---------- Information supplied

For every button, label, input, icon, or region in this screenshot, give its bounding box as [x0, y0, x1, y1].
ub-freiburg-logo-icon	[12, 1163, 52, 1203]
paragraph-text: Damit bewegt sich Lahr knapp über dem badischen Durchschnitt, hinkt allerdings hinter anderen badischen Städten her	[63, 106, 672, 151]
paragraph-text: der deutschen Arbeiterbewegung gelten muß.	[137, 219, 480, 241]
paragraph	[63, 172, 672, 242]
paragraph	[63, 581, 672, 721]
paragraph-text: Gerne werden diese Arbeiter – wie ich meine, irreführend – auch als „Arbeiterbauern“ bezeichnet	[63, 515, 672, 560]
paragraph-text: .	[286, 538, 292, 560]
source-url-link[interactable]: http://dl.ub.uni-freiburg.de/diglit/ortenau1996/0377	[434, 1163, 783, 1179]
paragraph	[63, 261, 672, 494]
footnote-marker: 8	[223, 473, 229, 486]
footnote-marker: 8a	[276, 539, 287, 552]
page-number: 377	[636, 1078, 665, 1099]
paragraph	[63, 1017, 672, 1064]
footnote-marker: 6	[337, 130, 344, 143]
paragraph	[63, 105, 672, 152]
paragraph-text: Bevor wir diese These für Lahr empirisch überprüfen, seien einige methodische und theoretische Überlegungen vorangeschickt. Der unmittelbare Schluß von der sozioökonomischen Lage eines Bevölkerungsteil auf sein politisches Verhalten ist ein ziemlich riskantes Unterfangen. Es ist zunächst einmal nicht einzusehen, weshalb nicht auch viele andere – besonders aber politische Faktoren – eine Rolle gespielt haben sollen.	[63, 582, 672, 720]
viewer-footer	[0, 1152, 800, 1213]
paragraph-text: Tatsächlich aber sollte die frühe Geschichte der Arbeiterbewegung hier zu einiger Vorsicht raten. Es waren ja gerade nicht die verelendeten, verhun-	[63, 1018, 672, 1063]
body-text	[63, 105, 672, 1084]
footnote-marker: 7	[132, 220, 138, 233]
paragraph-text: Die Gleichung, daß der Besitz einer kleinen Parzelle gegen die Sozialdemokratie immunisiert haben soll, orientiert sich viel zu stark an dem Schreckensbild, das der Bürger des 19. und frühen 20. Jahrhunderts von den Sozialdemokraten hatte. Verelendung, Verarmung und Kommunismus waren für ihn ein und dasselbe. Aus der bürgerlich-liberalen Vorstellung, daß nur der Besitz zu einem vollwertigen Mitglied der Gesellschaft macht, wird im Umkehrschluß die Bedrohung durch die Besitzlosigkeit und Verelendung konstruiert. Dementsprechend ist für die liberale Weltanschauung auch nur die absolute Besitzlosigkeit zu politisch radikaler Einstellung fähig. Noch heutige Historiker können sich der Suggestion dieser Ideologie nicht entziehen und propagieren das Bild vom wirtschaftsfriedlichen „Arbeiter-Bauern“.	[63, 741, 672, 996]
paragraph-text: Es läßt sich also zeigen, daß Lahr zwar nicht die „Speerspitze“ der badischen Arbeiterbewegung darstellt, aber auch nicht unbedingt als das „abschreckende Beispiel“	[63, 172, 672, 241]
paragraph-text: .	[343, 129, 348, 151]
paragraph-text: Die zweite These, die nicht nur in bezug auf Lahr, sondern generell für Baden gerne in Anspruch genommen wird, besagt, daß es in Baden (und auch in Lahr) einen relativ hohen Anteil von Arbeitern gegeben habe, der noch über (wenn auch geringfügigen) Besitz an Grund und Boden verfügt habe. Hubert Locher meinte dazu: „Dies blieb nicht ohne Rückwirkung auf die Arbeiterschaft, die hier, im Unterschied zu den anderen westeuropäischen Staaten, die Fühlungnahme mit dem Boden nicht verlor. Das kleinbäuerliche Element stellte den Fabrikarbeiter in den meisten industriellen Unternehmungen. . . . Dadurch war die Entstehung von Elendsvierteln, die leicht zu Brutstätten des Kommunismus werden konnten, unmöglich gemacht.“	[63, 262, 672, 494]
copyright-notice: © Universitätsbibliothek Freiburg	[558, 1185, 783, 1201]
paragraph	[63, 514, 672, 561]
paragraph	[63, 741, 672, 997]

--------------------

**Exercise directions:** From the entries above, copy every line that holds the word "badischen".

**Result:**
paragraph-text: Damit bewegt sich Lahr knapp über dem badischen Durchschnitt, hinkt allerdings hinter anderen badischen Städten her	[63, 106, 672, 151]
paragraph-text: Es läßt sich also zeigen, daß Lahr zwar nicht die „Speerspitze“ der badischen Arbeiterbewegung darstellt, aber auch nicht unbedingt als das „abschreckende Beispiel“	[63, 172, 672, 241]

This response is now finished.